======== PASSAGE TO READ ========
When boys were expected to go to the Army, when one boy shot a popgun at his brother, it was not a concern, and his parents would laugh and even encourage the roughhousing. Now that it is no longer expected (in a highly unusual way for a government dedicated to democracy, which is almost always girded by conscription), even a drawing of a rifle is enough to solicit a prescription for a boy, if not an expulsion from school and permanent impacts on his record.
What we may be seeing are the limits to feeding the ‘better angels of our nature.’ An over-cooperative population has a difficult time handling covert aggression, infiltration, and outside attack. The Goldilocks level of civilization is probably not attainable by design, but is instead selected by global human competition.
To put it bluntly, boys who aren’t allowed to even draw a gun with crayon are unlikely to draw a gun on a foreigner sawing the head off of a pedestrian in public. To boot, the boys who have been promoted by virtue of their docility and deference to feminine authority are quite likely not to recognize that said foreigners with a predisposition towards dramatic decapitation are even much of a threat once they are older and writing columns for the Guardian or Gawker.
Showing a disposition for aggression has become bad manners, by design. ‘Aggression’ has even become a bad word: psychologists tend to encourage ‘assertion’ instead, although one wonders what assertions are ultimately backed by.
At the international level, we’re seeing the consequences of the culture of pacifism and leadership acceptable to feminine value systems: it has a lot of trouble handling, gaining the advantage in, and winning conflicts.

the Americans could have just used neutron bombs instead, although it would’ve run against international law – See more at: http://www.socialmatter.net/2014/06/12/inhibiting-violence/#sthash.ydjuXmnm.dpuf
Actually, the USA breaks its own laws and international laws all the time.
They didn’t use the neutron bomb because a bunch of brass hats decided they liked depleted uranium better. Laws had nothing to do with it. It was a government of men, not laws.
And then the depleted-uranium babies were born, opening up a new age of human deformities, mutations, and inoperable cancers.
======== ENTRIES SUPPLIED ========
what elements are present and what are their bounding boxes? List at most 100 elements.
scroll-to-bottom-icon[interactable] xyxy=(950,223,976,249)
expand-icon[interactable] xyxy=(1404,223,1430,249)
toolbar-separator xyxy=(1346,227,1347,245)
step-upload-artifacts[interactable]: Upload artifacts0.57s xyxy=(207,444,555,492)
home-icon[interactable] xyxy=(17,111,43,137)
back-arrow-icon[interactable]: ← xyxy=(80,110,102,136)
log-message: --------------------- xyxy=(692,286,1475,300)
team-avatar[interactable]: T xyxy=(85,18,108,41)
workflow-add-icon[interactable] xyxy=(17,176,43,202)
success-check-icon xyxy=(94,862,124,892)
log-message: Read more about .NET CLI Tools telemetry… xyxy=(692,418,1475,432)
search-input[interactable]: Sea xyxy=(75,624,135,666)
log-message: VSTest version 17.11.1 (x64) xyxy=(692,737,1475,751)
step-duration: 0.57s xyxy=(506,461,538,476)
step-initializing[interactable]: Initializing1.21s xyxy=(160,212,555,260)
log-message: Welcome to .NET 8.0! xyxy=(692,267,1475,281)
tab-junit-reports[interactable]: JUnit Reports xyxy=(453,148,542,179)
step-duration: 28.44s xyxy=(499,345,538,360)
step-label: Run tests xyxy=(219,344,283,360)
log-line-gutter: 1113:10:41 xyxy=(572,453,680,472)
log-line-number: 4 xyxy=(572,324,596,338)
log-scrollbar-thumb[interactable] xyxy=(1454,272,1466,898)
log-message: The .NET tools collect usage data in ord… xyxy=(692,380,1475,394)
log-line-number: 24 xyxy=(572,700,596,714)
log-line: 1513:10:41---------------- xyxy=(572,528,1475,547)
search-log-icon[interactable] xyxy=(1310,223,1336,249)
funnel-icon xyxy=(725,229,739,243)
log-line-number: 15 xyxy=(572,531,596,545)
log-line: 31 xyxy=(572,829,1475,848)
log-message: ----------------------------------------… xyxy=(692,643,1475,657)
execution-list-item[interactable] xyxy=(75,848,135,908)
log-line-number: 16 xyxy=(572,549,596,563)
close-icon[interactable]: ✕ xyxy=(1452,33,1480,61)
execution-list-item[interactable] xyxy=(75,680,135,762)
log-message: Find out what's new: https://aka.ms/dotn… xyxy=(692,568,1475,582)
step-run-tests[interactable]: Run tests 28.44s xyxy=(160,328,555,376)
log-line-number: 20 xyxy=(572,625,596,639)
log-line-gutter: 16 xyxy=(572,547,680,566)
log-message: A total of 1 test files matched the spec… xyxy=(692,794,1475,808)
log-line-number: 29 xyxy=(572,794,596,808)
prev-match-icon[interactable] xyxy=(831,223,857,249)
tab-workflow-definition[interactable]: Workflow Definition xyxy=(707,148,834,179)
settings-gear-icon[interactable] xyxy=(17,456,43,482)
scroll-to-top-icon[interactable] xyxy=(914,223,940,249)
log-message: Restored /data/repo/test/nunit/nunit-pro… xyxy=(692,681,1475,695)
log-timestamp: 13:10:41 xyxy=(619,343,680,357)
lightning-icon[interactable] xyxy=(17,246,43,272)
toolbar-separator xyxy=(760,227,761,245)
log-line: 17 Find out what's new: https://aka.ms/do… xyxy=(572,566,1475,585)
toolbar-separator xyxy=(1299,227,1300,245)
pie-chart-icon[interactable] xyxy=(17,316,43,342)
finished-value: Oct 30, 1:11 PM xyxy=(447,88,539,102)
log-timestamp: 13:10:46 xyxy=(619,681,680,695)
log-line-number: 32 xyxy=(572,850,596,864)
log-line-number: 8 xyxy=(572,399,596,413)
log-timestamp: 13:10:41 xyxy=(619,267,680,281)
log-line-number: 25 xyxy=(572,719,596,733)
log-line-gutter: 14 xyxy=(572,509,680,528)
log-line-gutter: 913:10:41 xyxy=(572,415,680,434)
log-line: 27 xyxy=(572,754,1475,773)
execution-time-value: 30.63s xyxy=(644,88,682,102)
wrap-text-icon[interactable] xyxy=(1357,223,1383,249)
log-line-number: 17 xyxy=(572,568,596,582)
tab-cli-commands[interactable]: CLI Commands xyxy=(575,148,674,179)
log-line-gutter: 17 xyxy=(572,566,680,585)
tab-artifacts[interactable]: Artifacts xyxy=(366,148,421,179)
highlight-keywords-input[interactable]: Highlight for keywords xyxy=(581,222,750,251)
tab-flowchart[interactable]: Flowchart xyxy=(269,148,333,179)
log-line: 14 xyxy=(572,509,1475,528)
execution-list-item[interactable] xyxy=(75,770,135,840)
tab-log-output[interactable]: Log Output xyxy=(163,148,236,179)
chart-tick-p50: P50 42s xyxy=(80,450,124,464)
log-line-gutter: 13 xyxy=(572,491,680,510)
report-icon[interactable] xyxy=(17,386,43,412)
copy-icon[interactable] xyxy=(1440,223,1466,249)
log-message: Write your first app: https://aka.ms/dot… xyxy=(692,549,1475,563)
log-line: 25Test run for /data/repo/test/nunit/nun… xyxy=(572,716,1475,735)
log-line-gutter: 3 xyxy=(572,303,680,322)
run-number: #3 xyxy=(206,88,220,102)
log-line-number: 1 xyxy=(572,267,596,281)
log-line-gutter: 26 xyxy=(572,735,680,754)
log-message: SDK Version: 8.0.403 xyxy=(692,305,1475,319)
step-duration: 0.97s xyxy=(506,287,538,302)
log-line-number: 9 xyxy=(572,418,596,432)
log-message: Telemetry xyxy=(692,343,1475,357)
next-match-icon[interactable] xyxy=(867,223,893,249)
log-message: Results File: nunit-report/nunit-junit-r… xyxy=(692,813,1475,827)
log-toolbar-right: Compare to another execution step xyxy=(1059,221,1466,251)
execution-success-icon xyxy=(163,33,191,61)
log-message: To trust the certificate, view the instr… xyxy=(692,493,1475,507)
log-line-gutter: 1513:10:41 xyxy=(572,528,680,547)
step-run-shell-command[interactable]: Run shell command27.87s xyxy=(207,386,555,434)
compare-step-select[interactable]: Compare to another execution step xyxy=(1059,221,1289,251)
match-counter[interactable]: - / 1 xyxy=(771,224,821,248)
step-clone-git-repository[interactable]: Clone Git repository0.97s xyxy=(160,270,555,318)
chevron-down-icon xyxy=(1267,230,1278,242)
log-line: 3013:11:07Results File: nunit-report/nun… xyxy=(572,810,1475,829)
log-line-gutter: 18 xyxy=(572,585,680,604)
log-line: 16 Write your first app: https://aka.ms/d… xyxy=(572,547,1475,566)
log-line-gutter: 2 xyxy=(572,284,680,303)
========
## YOUR TASKS
A: In the passage on boys and aggression, what do psychologists tend to encourage in place of "aggression"?
B: Continue the passage on boys and aggression, starting after its last sentence.
Nothing in the listing is needed for these tasks.

## ANSWERS IN ORDER
A: They tend to encourage "assertion."

B:
We use depleted urainium because it’s very dense and has armor penetrating properties greater than it’s predecessor tungsten. The health concerns [which affect us as well] were unknown prior to them appearing.
As to International Law: The United States is International Law. We are International Law.
I find nothing to disagree with in the above article, you are correct on all points.
At the present time although this wasn’t addressed we’re better indeed much better with an all volunteer force especially as it’s becoming generational as police work, firefighting and indeed many safer trades. We don’t have a problem winning any battle tactically, we do have continious strategic stalemate or defeat since Korea but those are due to non-military political considerations. To wit we are consistently betrayed. The cost of actually doing anything to solve that problem is prohibitively high, it may not always be so.
What shocks me is the speed with which “zero-tolerance” has rendered the schools uninhabitable.
As a third grader in the 1980’s, I brought a DEWAT pineapple grenade to show and tell. I thought it was the coolest thing. After a classmate of mine (against my reproach) pulled the pin, I was sent to the principal’s office. She told me “not to bring hand grenades to school.” That was it. No detention, no suspension, nothing. Had that occurred today, I’d have likely been expelled and/or shipped to GITMO.